● STATED TASK:
Reproduce the data verbatim, starting at its first line and ending at the line that contains "masthead: [0, 58, 768, 108]", with both of those lines included.

● DATASET ROWS:
========

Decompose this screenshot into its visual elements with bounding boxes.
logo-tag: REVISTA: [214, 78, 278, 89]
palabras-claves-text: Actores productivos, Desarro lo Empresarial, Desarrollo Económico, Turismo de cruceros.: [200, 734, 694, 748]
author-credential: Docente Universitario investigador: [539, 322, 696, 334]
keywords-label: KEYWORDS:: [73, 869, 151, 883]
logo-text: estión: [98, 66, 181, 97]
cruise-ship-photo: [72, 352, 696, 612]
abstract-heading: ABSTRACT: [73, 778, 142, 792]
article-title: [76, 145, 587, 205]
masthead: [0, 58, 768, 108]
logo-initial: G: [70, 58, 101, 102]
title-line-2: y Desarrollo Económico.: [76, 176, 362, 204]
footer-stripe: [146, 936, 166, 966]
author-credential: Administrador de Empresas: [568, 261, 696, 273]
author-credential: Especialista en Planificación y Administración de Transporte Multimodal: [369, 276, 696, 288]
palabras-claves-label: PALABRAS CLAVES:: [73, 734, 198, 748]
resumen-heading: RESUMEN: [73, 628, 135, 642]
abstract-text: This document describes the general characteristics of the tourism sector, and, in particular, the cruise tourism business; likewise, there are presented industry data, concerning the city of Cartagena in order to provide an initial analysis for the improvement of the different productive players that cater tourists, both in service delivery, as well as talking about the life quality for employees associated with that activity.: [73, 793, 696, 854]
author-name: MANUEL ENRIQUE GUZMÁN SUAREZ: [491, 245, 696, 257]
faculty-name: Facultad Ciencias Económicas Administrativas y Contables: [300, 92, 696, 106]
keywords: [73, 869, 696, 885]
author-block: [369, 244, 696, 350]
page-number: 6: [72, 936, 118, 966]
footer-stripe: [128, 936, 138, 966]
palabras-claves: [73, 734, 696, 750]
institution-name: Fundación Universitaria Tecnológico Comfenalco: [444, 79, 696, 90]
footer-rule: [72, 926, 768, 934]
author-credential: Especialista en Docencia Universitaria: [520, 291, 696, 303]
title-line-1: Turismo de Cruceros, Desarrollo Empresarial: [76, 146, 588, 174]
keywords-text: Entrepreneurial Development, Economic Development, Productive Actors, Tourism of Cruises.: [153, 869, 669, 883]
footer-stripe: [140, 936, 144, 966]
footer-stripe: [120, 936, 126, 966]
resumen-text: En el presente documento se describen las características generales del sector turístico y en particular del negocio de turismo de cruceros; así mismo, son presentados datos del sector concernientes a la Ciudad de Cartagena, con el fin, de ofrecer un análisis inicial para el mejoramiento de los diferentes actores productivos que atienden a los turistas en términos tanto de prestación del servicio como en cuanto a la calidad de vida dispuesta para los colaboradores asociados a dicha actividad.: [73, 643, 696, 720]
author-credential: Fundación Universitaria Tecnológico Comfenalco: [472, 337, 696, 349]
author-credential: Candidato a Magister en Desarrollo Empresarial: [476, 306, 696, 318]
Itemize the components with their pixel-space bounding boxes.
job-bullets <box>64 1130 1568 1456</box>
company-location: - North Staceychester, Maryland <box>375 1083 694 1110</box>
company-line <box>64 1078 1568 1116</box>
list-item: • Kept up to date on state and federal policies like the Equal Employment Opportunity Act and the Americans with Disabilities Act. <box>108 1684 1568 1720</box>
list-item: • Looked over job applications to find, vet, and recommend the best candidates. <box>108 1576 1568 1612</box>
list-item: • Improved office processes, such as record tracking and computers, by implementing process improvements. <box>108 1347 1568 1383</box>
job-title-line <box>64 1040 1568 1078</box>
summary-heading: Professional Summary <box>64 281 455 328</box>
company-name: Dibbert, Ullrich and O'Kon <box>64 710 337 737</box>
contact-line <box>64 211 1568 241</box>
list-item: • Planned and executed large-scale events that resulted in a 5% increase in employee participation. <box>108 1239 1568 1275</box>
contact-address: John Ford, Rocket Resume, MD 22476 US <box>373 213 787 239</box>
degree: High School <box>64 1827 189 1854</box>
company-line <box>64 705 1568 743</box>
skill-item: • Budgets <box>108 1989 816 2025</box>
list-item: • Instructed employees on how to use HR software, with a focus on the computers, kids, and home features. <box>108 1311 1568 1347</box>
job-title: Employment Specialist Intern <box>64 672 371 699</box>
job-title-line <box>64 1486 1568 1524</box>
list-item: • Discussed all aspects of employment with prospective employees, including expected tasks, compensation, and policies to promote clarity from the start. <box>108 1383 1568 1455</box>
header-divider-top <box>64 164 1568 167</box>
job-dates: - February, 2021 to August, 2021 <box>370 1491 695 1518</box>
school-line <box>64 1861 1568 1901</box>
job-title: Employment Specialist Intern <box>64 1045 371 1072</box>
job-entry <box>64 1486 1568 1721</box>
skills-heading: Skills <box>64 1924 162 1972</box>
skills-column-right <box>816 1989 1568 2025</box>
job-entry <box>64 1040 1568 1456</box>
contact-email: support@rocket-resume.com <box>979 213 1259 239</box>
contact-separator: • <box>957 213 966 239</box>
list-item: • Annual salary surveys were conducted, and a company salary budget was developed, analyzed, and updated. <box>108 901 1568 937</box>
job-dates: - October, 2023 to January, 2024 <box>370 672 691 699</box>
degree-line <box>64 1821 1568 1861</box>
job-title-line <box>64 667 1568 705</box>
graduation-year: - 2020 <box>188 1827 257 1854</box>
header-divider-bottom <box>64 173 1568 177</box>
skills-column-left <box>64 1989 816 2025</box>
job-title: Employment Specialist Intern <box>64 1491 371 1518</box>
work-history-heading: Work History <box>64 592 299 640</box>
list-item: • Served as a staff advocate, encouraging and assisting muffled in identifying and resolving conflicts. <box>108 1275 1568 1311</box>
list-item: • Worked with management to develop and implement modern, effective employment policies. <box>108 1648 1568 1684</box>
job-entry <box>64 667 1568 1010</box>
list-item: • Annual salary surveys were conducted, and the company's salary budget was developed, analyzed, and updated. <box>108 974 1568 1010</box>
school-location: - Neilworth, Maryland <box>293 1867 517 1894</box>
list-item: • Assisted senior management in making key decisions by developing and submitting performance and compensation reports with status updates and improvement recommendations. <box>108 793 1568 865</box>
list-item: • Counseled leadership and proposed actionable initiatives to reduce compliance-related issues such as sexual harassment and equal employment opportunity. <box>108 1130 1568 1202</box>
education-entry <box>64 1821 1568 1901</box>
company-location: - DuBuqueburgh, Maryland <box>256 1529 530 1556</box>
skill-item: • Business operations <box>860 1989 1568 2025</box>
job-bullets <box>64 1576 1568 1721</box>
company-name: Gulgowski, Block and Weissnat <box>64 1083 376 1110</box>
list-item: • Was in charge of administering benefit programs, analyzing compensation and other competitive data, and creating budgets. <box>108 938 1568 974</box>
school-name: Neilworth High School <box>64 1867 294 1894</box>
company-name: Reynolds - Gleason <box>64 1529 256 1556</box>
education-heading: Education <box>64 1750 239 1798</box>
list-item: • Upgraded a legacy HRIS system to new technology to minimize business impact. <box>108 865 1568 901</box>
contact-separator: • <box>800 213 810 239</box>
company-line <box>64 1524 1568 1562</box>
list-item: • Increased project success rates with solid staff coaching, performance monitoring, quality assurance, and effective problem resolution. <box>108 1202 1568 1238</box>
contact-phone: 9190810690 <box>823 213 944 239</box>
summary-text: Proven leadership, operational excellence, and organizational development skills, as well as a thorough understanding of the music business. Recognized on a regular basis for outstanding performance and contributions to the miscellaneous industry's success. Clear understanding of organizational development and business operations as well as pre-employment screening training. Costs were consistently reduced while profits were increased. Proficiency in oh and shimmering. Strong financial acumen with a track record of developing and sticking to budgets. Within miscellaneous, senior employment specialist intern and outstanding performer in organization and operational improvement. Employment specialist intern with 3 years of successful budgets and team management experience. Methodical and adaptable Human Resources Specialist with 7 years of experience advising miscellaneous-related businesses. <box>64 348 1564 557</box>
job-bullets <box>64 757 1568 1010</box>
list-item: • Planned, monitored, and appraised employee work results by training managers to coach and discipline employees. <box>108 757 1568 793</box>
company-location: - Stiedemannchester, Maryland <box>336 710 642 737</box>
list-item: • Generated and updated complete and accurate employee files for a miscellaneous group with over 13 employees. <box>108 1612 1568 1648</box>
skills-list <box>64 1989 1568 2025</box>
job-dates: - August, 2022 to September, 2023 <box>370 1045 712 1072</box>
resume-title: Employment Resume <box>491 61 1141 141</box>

========

● RESULT FOR THIS EXERCISE:
Decompose this screenshot into its visual elements with bounding boxes.
logo-tag: REVISTA: [214, 78, 278, 89]
palabras-claves-text: Actores productivos, Desarro lo Empresarial, Desarrollo Económico, Turismo de cruceros.: [200, 734, 694, 748]
author-credential: Docente Universitario investigador: [539, 322, 696, 334]
keywords-label: KEYWORDS:: [73, 869, 151, 883]
logo-text: estión: [98, 66, 181, 97]
cruise-ship-photo: [72, 352, 696, 612]
abstract-heading: ABSTRACT: [73, 778, 142, 792]
article-title: [76, 145, 587, 205]
masthead: [0, 58, 768, 108]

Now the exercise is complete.